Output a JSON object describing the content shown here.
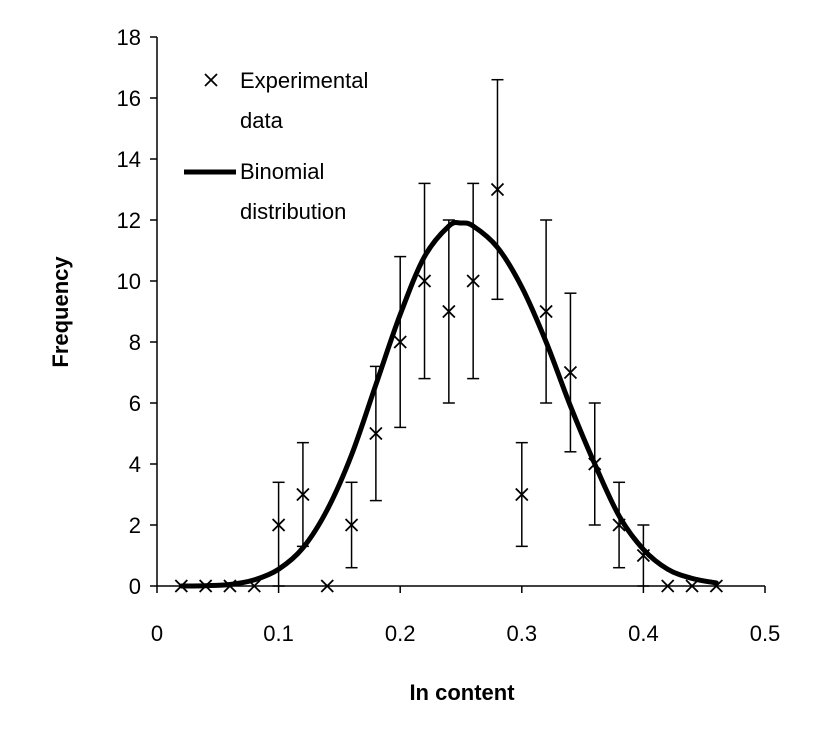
{
  "chart_data": {
    "type": "scatter",
    "title": "",
    "xlabel": "In content",
    "ylabel": "Frequency",
    "xlim": [
      0,
      0.5
    ],
    "ylim": [
      0,
      18
    ],
    "xticks": [
      0,
      0.1,
      0.2,
      0.3,
      0.4,
      0.5
    ],
    "xtick_labels": [
      "0",
      "0.1",
      "0.2",
      "0.3",
      "0.4",
      "0.5"
    ],
    "yticks": [
      0,
      2,
      4,
      6,
      8,
      10,
      12,
      14,
      16,
      18
    ],
    "ytick_labels": [
      "0",
      "2",
      "4",
      "6",
      "8",
      "10",
      "12",
      "14",
      "16",
      "18"
    ],
    "grid": false,
    "legend_position": "top-left",
    "series": [
      {
        "name": "Experimental data",
        "legend_lines": [
          "Experimental",
          "data"
        ],
        "marker": "x",
        "x": [
          0.02,
          0.04,
          0.06,
          0.08,
          0.1,
          0.12,
          0.14,
          0.16,
          0.18,
          0.2,
          0.22,
          0.24,
          0.26,
          0.28,
          0.3,
          0.32,
          0.34,
          0.36,
          0.38,
          0.4,
          0.42,
          0.44,
          0.46
        ],
        "y": [
          0,
          0,
          0,
          0,
          2,
          3,
          0,
          2,
          5,
          8,
          10,
          9,
          10,
          13,
          3,
          9,
          7,
          4,
          2,
          1,
          0,
          0,
          0
        ],
        "err_low": [
          0,
          0,
          0,
          0,
          0,
          1.3,
          0,
          0.6,
          2.8,
          5.2,
          6.8,
          6.0,
          6.8,
          9.4,
          1.3,
          6.0,
          4.4,
          2.0,
          0.6,
          0,
          0,
          0,
          0
        ],
        "err_high": [
          0,
          0,
          0,
          0,
          3.4,
          4.7,
          0,
          3.4,
          7.2,
          10.8,
          13.2,
          12.0,
          13.2,
          16.6,
          4.7,
          12.0,
          9.6,
          6.0,
          3.4,
          2.0,
          0,
          0,
          0
        ]
      },
      {
        "name": "Binomial distribution",
        "legend_lines": [
          "Binomial",
          "distribution"
        ],
        "line": "solid",
        "x": [
          0.02,
          0.04,
          0.06,
          0.08,
          0.1,
          0.12,
          0.14,
          0.16,
          0.18,
          0.2,
          0.22,
          0.24,
          0.25,
          0.26,
          0.28,
          0.3,
          0.32,
          0.34,
          0.36,
          0.38,
          0.4,
          0.42,
          0.44,
          0.46
        ],
        "y": [
          0,
          0.01,
          0.05,
          0.2,
          0.55,
          1.25,
          2.5,
          4.3,
          6.6,
          8.9,
          10.8,
          11.8,
          11.9,
          11.8,
          11.1,
          9.8,
          8.0,
          5.9,
          4.0,
          2.3,
          1.2,
          0.55,
          0.25,
          0.1
        ]
      }
    ]
  }
}
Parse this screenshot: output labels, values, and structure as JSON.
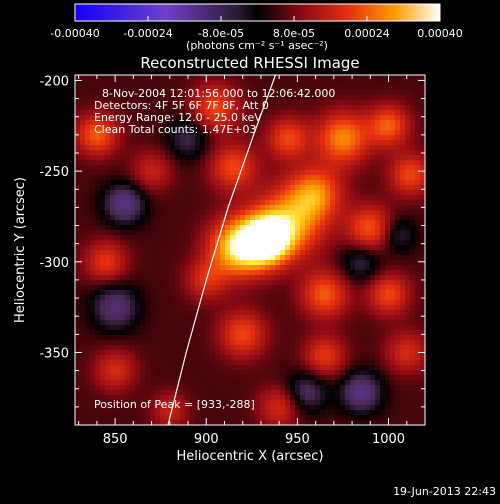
{
  "colorbar": {
    "ticks": [
      -0.0004,
      -0.00024,
      -8e-05,
      8e-05,
      0.00024,
      0.0004
    ],
    "tick_labels": [
      "-0.00040",
      "-0.00024",
      "-8.0e-05",
      "8.0e-05",
      "0.00024",
      "0.00040"
    ],
    "unit": "(photons cm⁻² s⁻¹ asec⁻²)",
    "range": [
      -0.0004,
      0.0004
    ]
  },
  "chart_data": {
    "type": "heatmap",
    "title": "Reconstructed RHESSI Image",
    "xlabel": "Heliocentric X (arcsec)",
    "ylabel": "Heliocentric Y (arcsec)",
    "xlim": [
      828,
      1020
    ],
    "ylim": [
      -390,
      -197
    ],
    "x_ticks": [
      850,
      900,
      950,
      1000
    ],
    "y_ticks": [
      -200,
      -250,
      -300,
      -350
    ],
    "annotations": [
      "8-Nov-2004 12:01:56.000 to 12:06:42.000",
      "Detectors: 4F 5F 6F 7F 8F, Att 0",
      "Energy Range: 12.0 - 25.0 keV",
      "Clean     Total counts: 1.47E+03"
    ],
    "peak_label": "Position of Peak = [933,-288]",
    "peak": {
      "x": 933,
      "y": -288,
      "value": 0.0004
    },
    "blobs": [
      {
        "x": 933,
        "y": -288,
        "value": 0.0004,
        "sigma": 9
      },
      {
        "x": 918,
        "y": -292,
        "value": 0.00032,
        "sigma": 11
      },
      {
        "x": 946,
        "y": -278,
        "value": 0.00024,
        "sigma": 13
      },
      {
        "x": 960,
        "y": -262,
        "value": 0.0002,
        "sigma": 10
      },
      {
        "x": 975,
        "y": -232,
        "value": 0.00022,
        "sigma": 10
      },
      {
        "x": 1000,
        "y": -225,
        "value": 0.00018,
        "sigma": 8
      },
      {
        "x": 1012,
        "y": -252,
        "value": 0.00016,
        "sigma": 8
      },
      {
        "x": 990,
        "y": -282,
        "value": 0.00018,
        "sigma": 9
      },
      {
        "x": 1000,
        "y": -318,
        "value": 0.00016,
        "sigma": 8
      },
      {
        "x": 965,
        "y": -318,
        "value": 0.00018,
        "sigma": 9
      },
      {
        "x": 965,
        "y": -352,
        "value": 0.00014,
        "sigma": 8
      },
      {
        "x": 920,
        "y": -340,
        "value": 0.00016,
        "sigma": 9
      },
      {
        "x": 900,
        "y": -310,
        "value": 0.00012,
        "sigma": 8
      },
      {
        "x": 915,
        "y": -248,
        "value": 0.00016,
        "sigma": 9
      },
      {
        "x": 905,
        "y": -215,
        "value": 0.00016,
        "sigma": 9
      },
      {
        "x": 945,
        "y": -232,
        "value": 0.00016,
        "sigma": 8
      },
      {
        "x": 840,
        "y": -230,
        "value": 0.00018,
        "sigma": 8
      },
      {
        "x": 870,
        "y": -250,
        "value": 0.0001,
        "sigma": 8
      },
      {
        "x": 845,
        "y": -300,
        "value": 0.00014,
        "sigma": 8
      },
      {
        "x": 850,
        "y": -360,
        "value": 0.00012,
        "sigma": 8
      },
      {
        "x": 880,
        "y": -382,
        "value": 0.0001,
        "sigma": 7
      },
      {
        "x": 940,
        "y": -380,
        "value": 0.00012,
        "sigma": 8
      },
      {
        "x": 1010,
        "y": -350,
        "value": 0.00012,
        "sigma": 8
      },
      {
        "x": 855,
        "y": -268,
        "value": -0.00016,
        "sigma": 8
      },
      {
        "x": 850,
        "y": -325,
        "value": -0.00014,
        "sigma": 9
      },
      {
        "x": 955,
        "y": -372,
        "value": -0.00012,
        "sigma": 8
      },
      {
        "x": 985,
        "y": -372,
        "value": -0.00016,
        "sigma": 8
      },
      {
        "x": 985,
        "y": -300,
        "value": -0.0001,
        "sigma": 8
      },
      {
        "x": 890,
        "y": -232,
        "value": -0.0001,
        "sigma": 8
      },
      {
        "x": 1005,
        "y": -285,
        "value": -0.0001,
        "sigma": 7
      }
    ],
    "limb_curve": [
      {
        "x": 938,
        "y": -197
      },
      {
        "x": 926,
        "y": -230
      },
      {
        "x": 912,
        "y": -270
      },
      {
        "x": 900,
        "y": -310
      },
      {
        "x": 889,
        "y": -350
      },
      {
        "x": 879,
        "y": -390
      }
    ],
    "colors": {
      "min": "#1200ff",
      "mid": "#000000",
      "max": "#ffffff"
    }
  },
  "footer": {
    "timestamp": "19-Jun-2013 22:43"
  }
}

• Exercise: How many of the lines above contain the string "JSON"? Give the number only.

• Result: 2